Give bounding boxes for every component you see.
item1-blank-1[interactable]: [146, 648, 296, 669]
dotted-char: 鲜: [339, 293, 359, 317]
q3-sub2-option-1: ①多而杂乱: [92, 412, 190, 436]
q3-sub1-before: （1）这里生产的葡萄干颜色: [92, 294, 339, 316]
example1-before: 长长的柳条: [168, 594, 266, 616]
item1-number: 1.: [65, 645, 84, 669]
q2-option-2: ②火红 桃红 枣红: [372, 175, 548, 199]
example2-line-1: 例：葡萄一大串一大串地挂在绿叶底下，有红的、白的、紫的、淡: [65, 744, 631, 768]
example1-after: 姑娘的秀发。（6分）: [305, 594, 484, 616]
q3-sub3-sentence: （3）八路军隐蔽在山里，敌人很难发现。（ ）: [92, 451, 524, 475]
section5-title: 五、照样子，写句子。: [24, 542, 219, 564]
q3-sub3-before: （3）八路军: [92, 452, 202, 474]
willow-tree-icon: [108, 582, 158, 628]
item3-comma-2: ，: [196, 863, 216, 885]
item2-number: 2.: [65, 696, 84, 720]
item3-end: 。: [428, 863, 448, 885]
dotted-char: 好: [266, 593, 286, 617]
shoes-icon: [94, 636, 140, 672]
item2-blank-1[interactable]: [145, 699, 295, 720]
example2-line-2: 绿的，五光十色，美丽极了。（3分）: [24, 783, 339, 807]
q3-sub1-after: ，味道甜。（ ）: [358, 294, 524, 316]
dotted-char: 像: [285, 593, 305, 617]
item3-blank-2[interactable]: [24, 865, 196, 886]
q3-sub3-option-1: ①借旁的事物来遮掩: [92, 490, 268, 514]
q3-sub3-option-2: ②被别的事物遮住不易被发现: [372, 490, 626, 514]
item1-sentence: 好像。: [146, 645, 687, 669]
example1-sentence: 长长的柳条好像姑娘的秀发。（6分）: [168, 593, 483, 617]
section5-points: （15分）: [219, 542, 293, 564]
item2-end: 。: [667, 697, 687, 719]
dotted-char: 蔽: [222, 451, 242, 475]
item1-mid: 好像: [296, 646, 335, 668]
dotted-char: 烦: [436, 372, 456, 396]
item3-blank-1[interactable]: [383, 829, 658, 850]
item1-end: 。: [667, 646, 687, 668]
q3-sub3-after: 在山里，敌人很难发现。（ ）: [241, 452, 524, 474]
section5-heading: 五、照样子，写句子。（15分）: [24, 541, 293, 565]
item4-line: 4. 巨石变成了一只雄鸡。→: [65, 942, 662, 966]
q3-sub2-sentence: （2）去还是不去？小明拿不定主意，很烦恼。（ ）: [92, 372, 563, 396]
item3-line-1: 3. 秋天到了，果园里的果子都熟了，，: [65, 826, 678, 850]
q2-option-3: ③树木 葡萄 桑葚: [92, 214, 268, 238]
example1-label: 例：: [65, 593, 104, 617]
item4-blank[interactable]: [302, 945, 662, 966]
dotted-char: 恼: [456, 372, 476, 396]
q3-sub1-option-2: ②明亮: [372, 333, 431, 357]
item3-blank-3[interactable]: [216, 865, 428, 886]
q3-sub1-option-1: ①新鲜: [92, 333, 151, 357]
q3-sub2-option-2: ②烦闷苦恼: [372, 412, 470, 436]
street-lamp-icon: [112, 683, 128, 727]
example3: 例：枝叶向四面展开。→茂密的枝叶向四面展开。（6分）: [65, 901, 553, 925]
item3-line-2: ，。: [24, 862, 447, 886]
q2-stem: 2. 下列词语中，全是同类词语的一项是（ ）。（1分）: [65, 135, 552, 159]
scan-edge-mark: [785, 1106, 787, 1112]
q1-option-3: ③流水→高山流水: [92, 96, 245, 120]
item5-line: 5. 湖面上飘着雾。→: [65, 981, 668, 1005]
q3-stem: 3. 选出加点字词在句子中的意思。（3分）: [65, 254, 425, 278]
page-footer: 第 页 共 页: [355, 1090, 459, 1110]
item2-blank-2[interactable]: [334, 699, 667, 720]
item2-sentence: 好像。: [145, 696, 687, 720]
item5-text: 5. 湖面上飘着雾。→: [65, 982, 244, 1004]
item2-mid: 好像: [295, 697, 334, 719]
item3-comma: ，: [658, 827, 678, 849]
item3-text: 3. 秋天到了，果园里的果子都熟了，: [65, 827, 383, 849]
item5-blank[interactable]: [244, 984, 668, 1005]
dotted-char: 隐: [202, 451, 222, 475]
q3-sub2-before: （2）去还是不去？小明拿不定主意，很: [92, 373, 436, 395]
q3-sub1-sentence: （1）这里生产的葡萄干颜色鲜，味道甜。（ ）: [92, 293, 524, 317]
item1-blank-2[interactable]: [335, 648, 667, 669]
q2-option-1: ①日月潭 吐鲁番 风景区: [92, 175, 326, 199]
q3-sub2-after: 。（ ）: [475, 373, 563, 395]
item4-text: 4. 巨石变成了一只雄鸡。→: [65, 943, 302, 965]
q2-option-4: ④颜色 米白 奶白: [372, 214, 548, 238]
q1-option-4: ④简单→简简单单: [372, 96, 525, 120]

########################################

任务目标: 请把上面全部条目逐行照抄一遍，每一行都跟原来一模一样，不增不减。

本题解答:
Give bounding boxes for every component you see.
item1-blank-1[interactable]: [146, 648, 296, 669]
dotted-char: 鲜: [339, 293, 359, 317]
q3-sub2-option-1: ①多而杂乱: [92, 412, 190, 436]
q3-sub1-before: （1）这里生产的葡萄干颜色: [92, 294, 339, 316]
example1-before: 长长的柳条: [168, 594, 266, 616]
item1-number: 1.: [65, 645, 84, 669]
q2-option-2: ②火红 桃红 枣红: [372, 175, 548, 199]
example2-line-1: 例：葡萄一大串一大串地挂在绿叶底下，有红的、白的、紫的、淡: [65, 744, 631, 768]
example1-after: 姑娘的秀发。（6分）: [305, 594, 484, 616]
q3-sub3-sentence: （3）八路军隐蔽在山里，敌人很难发现。（ ）: [92, 451, 524, 475]
section5-title: 五、照样子，写句子。: [24, 542, 219, 564]
q3-sub3-before: （3）八路军: [92, 452, 202, 474]
willow-tree-icon: [108, 582, 158, 628]
item3-comma-2: ，: [196, 863, 216, 885]
item2-number: 2.: [65, 696, 84, 720]
item3-end: 。: [428, 863, 448, 885]
dotted-char: 好: [266, 593, 286, 617]
shoes-icon: [94, 636, 140, 672]
item2-blank-1[interactable]: [145, 699, 295, 720]
example2-line-2: 绿的，五光十色，美丽极了。（3分）: [24, 783, 339, 807]
q3-sub1-after: ，味道甜。（ ）: [358, 294, 524, 316]
dotted-char: 像: [285, 593, 305, 617]
item3-blank-2[interactable]: [24, 865, 196, 886]
q3-sub3-option-1: ①借旁的事物来遮掩: [92, 490, 268, 514]
q3-sub3-option-2: ②被别的事物遮住不易被发现: [372, 490, 626, 514]
item1-sentence: 好像。: [146, 645, 687, 669]
example1-sentence: 长长的柳条好像姑娘的秀发。（6分）: [168, 593, 483, 617]
section5-points: （15分）: [219, 542, 293, 564]
item2-end: 。: [667, 697, 687, 719]
dotted-char: 蔽: [222, 451, 242, 475]
item1-mid: 好像: [296, 646, 335, 668]
dotted-char: 烦: [436, 372, 456, 396]
item3-blank-1[interactable]: [383, 829, 658, 850]
item1-end: 。: [667, 646, 687, 668]
q3-sub3-after: 在山里，敌人很难发现。（ ）: [241, 452, 524, 474]
section5-heading: 五、照样子，写句子。（15分）: [24, 541, 293, 565]
item4-line: 4. 巨石变成了一只雄鸡。→: [65, 942, 662, 966]
q3-sub2-sentence: （2）去还是不去？小明拿不定主意，很烦恼。（ ）: [92, 372, 563, 396]
item3-line-1: 3. 秋天到了，果园里的果子都熟了，，: [65, 826, 678, 850]
q2-option-3: ③树木 葡萄 桑葚: [92, 214, 268, 238]
example1-label: 例：: [65, 593, 104, 617]
item4-blank[interactable]: [302, 945, 662, 966]
dotted-char: 恼: [456, 372, 476, 396]
q3-sub1-option-2: ②明亮: [372, 333, 431, 357]
item3-blank-3[interactable]: [216, 865, 428, 886]
q3-sub1-option-1: ①新鲜: [92, 333, 151, 357]
q3-sub2-option-2: ②烦闷苦恼: [372, 412, 470, 436]
street-lamp-icon: [112, 683, 128, 727]
example3: 例：枝叶向四面展开。→茂密的枝叶向四面展开。（6分）: [65, 901, 553, 925]
item3-line-2: ，。: [24, 862, 447, 886]
q2-stem: 2. 下列词语中，全是同类词语的一项是（ ）。（1分）: [65, 135, 552, 159]
scan-edge-mark: [785, 1106, 787, 1112]
q1-option-3: ③流水→高山流水: [92, 96, 245, 120]
item5-line: 5. 湖面上飘着雾。→: [65, 981, 668, 1005]
q3-stem: 3. 选出加点字词在句子中的意思。（3分）: [65, 254, 425, 278]
page-footer: 第 页 共 页: [355, 1090, 459, 1110]
item2-blank-2[interactable]: [334, 699, 667, 720]
item2-sentence: 好像。: [145, 696, 687, 720]
item5-text: 5. 湖面上飘着雾。→: [65, 982, 244, 1004]
item2-mid: 好像: [295, 697, 334, 719]
item3-comma: ，: [658, 827, 678, 849]
item3-text: 3. 秋天到了，果园里的果子都熟了，: [65, 827, 383, 849]
item5-blank[interactable]: [244, 984, 668, 1005]
dotted-char: 隐: [202, 451, 222, 475]
q3-sub2-before: （2）去还是不去？小明拿不定主意，很: [92, 373, 436, 395]
q3-sub1-sentence: （1）这里生产的葡萄干颜色鲜，味道甜。（ ）: [92, 293, 524, 317]
item1-blank-2[interactable]: [335, 648, 667, 669]
q2-option-1: ①日月潭 吐鲁番 风景区: [92, 175, 326, 199]
q3-sub2-after: 。（ ）: [475, 373, 563, 395]
item4-text: 4. 巨石变成了一只雄鸡。→: [65, 943, 302, 965]
q2-option-4: ④颜色 米白 奶白: [372, 214, 548, 238]
q1-option-4: ④简单→简简单单: [372, 96, 525, 120]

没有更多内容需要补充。